[Task prompt]
Copy out all lines that hold "JSON".

--------------------------------------------------

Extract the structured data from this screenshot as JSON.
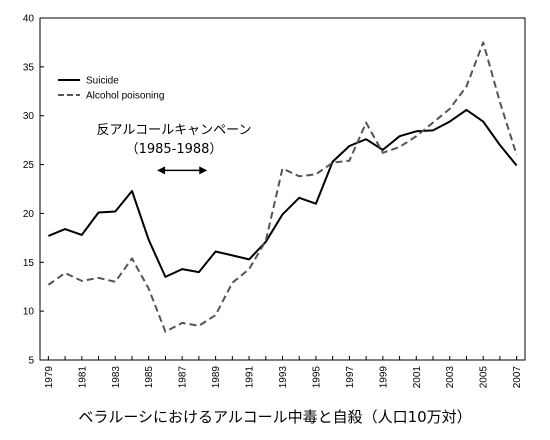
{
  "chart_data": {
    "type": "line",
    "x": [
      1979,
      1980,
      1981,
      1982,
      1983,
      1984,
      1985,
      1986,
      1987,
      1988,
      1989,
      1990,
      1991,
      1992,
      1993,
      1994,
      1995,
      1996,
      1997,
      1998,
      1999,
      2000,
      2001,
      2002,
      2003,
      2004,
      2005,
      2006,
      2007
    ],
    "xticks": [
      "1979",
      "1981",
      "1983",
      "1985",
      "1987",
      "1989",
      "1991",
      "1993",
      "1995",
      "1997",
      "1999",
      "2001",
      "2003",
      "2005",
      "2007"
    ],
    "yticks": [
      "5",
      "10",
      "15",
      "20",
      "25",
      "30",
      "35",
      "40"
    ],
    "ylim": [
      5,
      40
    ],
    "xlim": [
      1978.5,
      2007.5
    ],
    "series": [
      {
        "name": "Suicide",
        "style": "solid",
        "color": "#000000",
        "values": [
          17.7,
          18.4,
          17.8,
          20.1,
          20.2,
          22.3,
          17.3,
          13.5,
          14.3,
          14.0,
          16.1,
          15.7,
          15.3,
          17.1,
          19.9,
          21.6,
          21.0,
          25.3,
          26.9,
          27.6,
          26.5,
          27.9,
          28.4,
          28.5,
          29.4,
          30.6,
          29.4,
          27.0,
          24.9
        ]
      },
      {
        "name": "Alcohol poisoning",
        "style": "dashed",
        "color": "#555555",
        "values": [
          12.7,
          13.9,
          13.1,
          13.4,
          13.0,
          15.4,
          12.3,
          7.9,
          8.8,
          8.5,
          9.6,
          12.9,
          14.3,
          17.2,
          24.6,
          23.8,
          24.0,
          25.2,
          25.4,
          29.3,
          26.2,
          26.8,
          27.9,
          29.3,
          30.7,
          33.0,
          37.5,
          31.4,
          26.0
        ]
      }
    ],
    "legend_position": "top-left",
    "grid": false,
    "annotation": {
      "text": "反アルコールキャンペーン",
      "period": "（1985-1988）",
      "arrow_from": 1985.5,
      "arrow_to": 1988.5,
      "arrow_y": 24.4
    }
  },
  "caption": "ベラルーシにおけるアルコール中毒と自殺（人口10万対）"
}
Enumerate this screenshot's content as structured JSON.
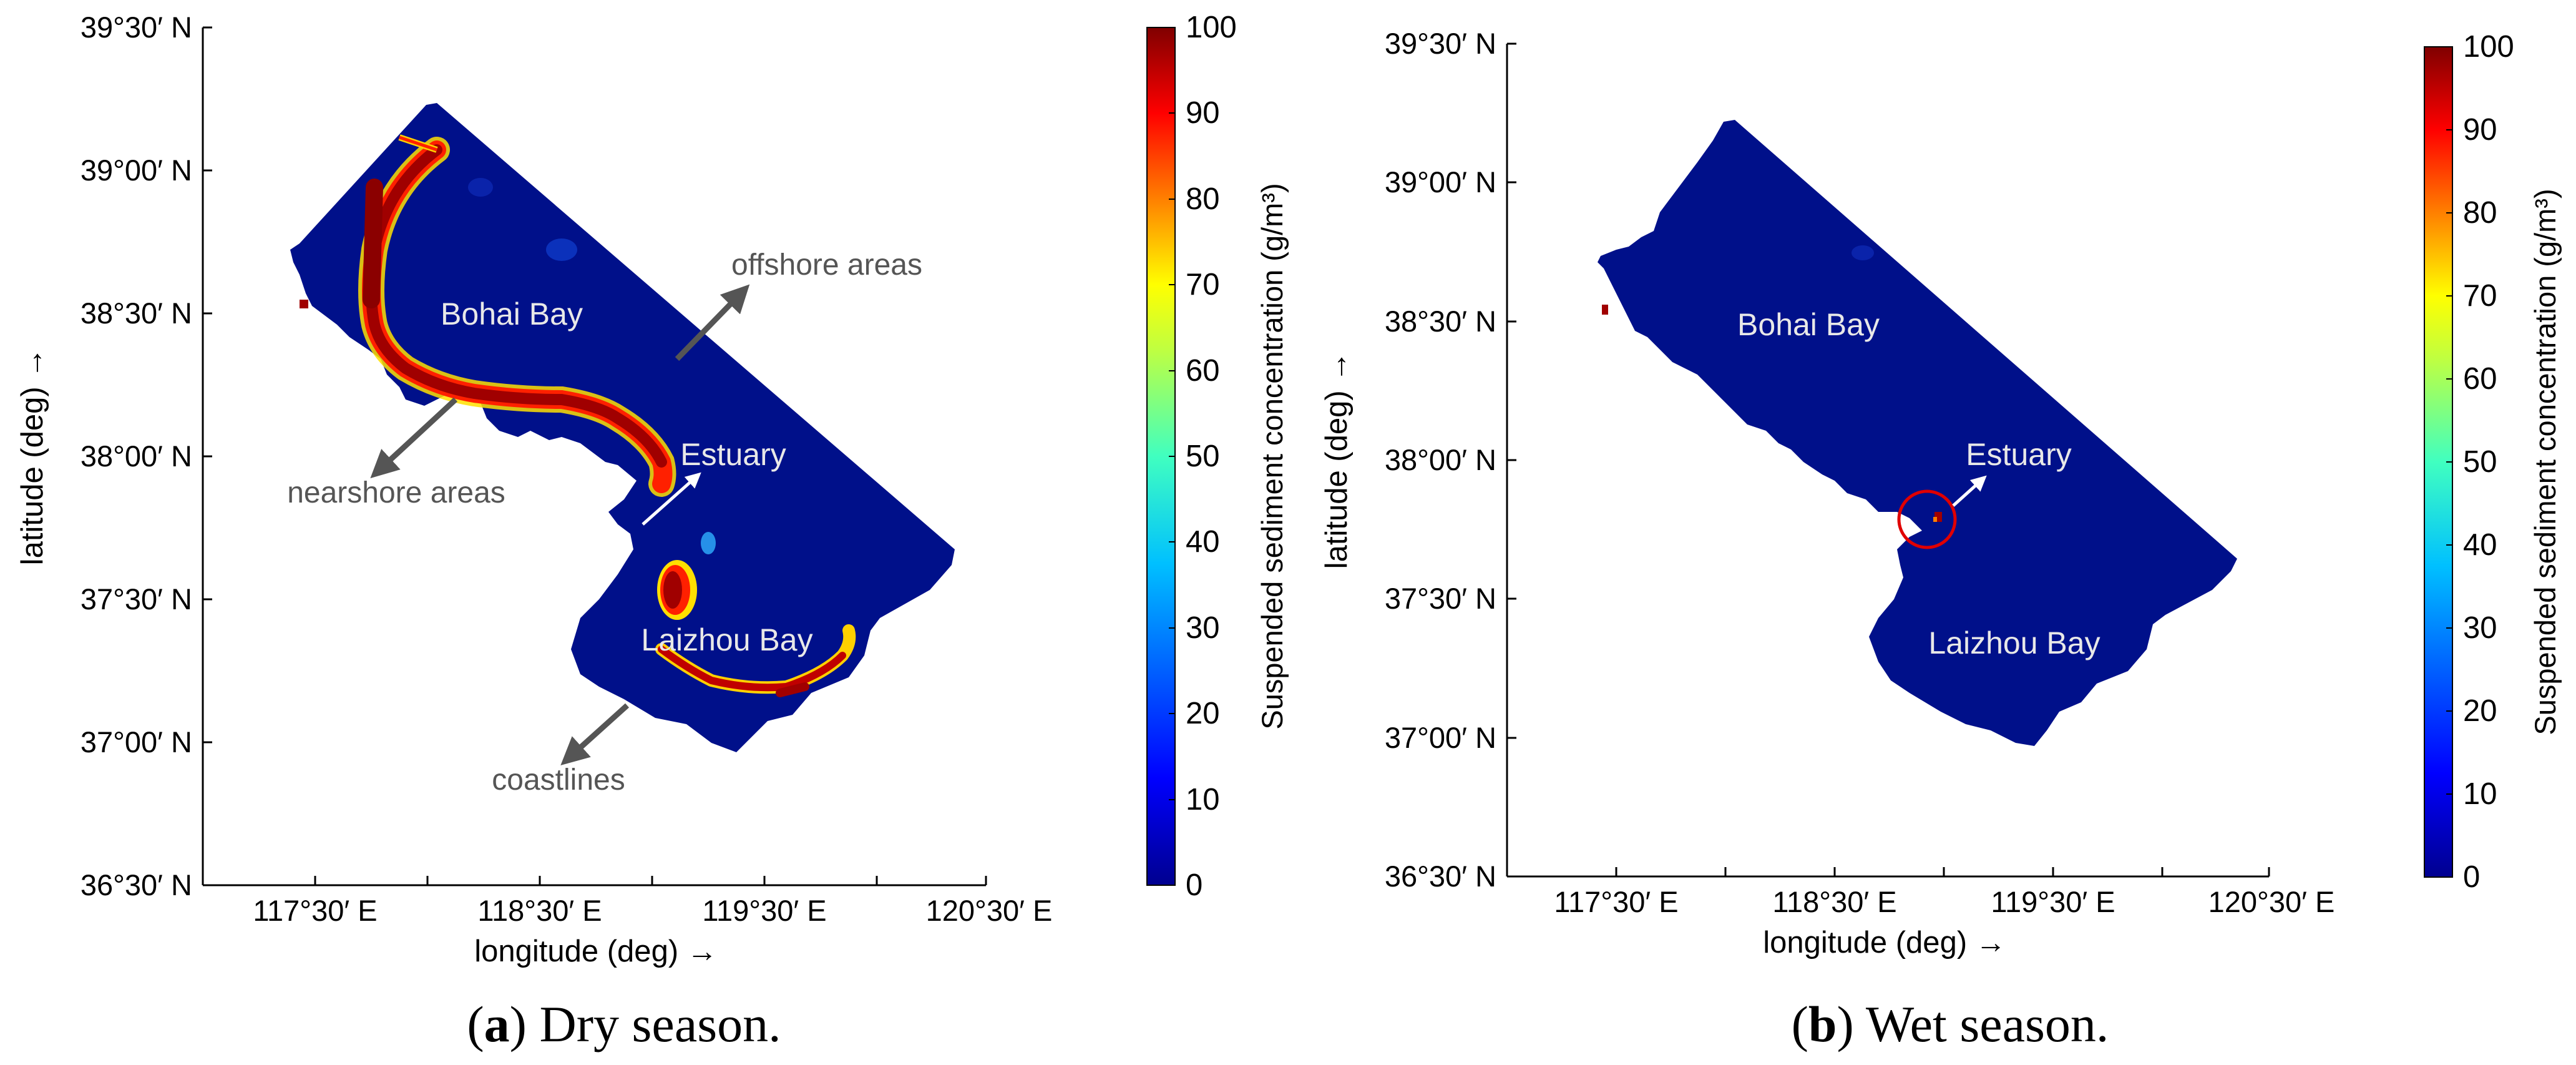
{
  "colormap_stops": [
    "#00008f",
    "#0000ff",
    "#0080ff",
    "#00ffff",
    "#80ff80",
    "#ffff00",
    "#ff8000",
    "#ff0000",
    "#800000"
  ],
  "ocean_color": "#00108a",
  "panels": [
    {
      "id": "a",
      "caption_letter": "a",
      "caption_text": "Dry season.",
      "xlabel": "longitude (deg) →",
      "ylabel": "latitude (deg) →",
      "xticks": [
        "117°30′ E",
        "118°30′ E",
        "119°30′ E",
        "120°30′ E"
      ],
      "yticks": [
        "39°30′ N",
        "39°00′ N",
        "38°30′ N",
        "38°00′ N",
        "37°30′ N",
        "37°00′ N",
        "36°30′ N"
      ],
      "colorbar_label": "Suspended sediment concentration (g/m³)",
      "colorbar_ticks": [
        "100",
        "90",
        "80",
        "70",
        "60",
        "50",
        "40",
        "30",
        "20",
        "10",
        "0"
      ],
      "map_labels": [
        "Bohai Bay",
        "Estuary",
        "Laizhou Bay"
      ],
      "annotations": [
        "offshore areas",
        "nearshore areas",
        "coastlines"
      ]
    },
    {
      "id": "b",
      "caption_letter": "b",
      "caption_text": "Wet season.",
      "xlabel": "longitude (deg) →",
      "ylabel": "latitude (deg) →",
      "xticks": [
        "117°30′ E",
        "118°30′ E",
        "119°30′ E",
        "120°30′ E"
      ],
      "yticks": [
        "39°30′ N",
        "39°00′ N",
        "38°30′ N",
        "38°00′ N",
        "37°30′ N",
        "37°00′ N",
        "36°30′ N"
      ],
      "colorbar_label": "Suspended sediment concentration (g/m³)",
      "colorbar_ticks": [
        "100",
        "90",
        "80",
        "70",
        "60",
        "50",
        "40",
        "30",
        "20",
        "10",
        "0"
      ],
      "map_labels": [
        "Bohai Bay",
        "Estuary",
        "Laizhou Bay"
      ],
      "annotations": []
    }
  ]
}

--------------------------------------------------

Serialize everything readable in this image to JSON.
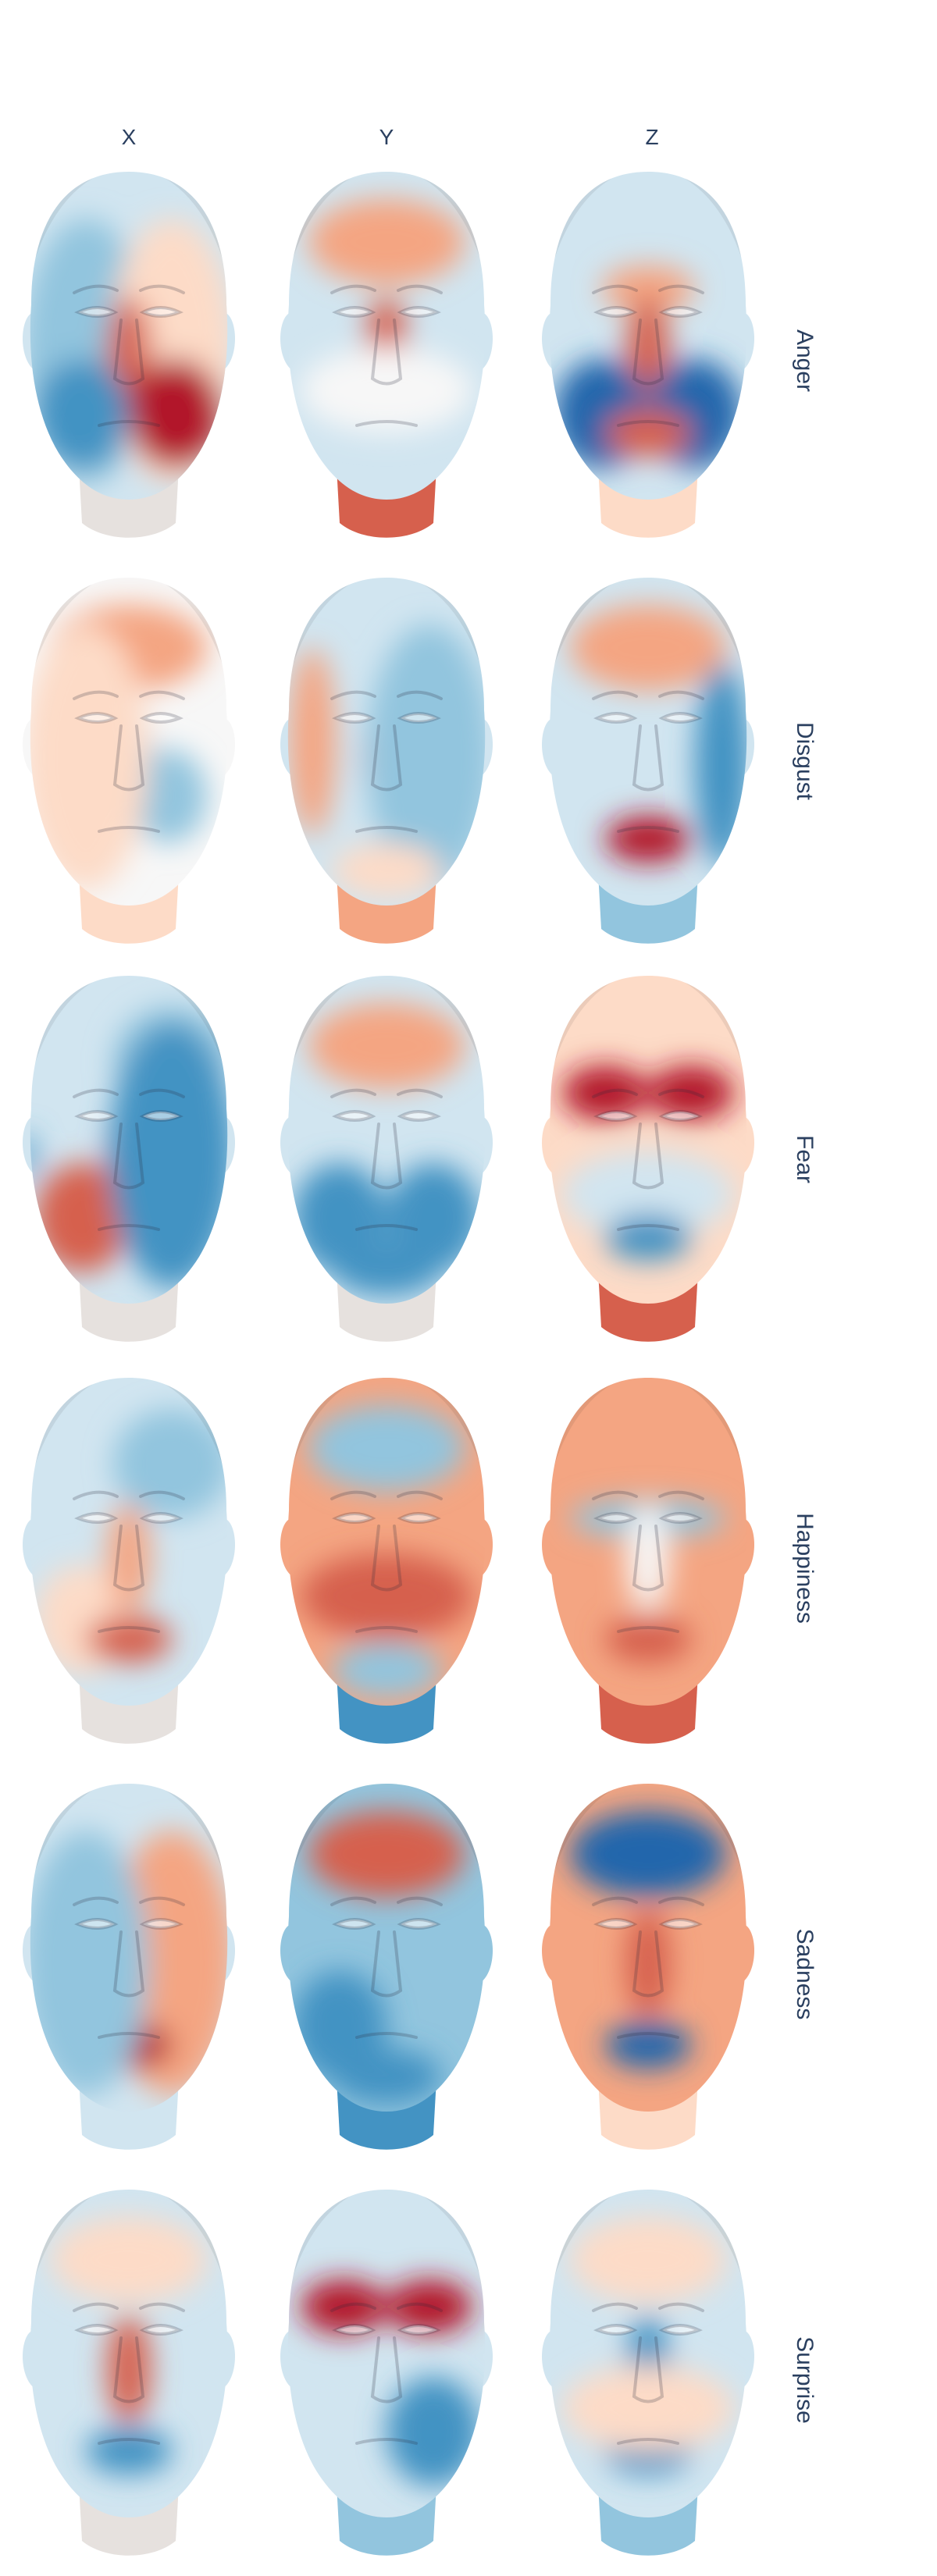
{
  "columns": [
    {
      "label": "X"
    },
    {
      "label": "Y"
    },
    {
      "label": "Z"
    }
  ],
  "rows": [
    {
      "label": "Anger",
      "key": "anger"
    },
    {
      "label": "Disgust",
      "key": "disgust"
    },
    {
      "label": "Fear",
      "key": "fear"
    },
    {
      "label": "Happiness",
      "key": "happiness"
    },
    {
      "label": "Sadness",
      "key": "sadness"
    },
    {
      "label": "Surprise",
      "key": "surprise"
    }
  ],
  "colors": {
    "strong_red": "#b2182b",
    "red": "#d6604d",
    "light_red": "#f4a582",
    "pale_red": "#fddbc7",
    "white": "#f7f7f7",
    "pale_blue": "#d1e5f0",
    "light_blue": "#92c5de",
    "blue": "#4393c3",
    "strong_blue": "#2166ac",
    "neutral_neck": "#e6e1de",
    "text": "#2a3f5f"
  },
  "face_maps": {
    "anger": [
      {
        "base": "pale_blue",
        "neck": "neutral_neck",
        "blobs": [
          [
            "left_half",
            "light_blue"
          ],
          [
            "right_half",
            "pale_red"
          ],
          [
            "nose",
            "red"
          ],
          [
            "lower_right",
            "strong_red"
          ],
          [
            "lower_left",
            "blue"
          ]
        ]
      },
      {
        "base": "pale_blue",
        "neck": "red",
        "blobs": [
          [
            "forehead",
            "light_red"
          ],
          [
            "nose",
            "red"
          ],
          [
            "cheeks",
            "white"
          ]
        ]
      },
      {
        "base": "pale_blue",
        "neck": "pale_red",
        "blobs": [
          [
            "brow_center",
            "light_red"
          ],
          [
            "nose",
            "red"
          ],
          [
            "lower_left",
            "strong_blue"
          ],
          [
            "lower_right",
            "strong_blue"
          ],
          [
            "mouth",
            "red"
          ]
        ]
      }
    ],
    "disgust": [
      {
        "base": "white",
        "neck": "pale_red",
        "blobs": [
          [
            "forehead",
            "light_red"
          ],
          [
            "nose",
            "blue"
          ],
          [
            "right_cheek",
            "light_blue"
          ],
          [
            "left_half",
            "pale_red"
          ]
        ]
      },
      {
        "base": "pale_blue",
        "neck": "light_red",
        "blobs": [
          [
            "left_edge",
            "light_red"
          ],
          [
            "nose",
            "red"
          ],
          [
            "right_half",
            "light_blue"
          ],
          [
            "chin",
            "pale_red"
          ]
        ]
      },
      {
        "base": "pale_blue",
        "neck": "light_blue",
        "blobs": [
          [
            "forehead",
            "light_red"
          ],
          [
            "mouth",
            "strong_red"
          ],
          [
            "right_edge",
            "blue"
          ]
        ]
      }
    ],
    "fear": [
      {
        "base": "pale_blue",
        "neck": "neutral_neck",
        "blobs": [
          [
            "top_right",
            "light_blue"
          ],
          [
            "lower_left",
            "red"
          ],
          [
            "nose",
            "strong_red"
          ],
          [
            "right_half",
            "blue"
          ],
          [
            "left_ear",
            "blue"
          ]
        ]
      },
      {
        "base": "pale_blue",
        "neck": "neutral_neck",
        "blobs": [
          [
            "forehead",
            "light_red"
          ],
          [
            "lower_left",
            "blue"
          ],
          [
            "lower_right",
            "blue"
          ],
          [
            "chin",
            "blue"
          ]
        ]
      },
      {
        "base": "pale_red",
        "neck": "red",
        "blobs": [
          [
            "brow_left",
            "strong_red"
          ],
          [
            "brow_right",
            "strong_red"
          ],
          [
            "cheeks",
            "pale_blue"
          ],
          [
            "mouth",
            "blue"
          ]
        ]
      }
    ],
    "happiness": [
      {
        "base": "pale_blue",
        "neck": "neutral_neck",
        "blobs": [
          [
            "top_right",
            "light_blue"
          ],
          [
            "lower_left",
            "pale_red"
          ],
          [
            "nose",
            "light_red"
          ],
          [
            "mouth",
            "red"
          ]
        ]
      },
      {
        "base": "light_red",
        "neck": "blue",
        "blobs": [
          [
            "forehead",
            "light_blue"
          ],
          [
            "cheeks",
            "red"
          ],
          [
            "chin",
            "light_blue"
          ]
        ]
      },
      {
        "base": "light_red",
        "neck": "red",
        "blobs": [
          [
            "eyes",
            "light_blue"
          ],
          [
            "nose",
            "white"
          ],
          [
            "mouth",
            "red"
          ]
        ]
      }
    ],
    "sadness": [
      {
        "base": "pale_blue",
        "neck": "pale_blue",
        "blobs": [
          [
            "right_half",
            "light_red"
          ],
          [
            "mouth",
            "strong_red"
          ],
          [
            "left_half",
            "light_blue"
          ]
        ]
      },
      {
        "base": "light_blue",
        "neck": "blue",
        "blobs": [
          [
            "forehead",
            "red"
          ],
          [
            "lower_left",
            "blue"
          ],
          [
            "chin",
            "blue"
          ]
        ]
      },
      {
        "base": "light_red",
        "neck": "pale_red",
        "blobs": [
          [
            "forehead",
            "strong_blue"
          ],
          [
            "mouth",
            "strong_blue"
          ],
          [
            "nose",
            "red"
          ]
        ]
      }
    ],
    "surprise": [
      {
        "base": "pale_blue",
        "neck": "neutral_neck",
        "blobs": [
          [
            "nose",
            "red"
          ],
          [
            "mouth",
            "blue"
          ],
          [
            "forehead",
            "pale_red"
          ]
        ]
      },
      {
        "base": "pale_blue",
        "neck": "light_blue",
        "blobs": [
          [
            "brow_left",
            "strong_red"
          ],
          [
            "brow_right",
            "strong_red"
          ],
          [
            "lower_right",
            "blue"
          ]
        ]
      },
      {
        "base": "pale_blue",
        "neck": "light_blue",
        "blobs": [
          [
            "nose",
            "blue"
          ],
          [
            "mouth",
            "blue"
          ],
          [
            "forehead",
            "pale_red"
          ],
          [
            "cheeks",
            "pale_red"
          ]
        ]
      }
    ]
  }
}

--------------------------------------------------

[Result of the task]
Extract the structured data from this screenshot as JSON.
Enumerate this screenshot's content as structured JSON.
Serialize everything readable in this image to JSON.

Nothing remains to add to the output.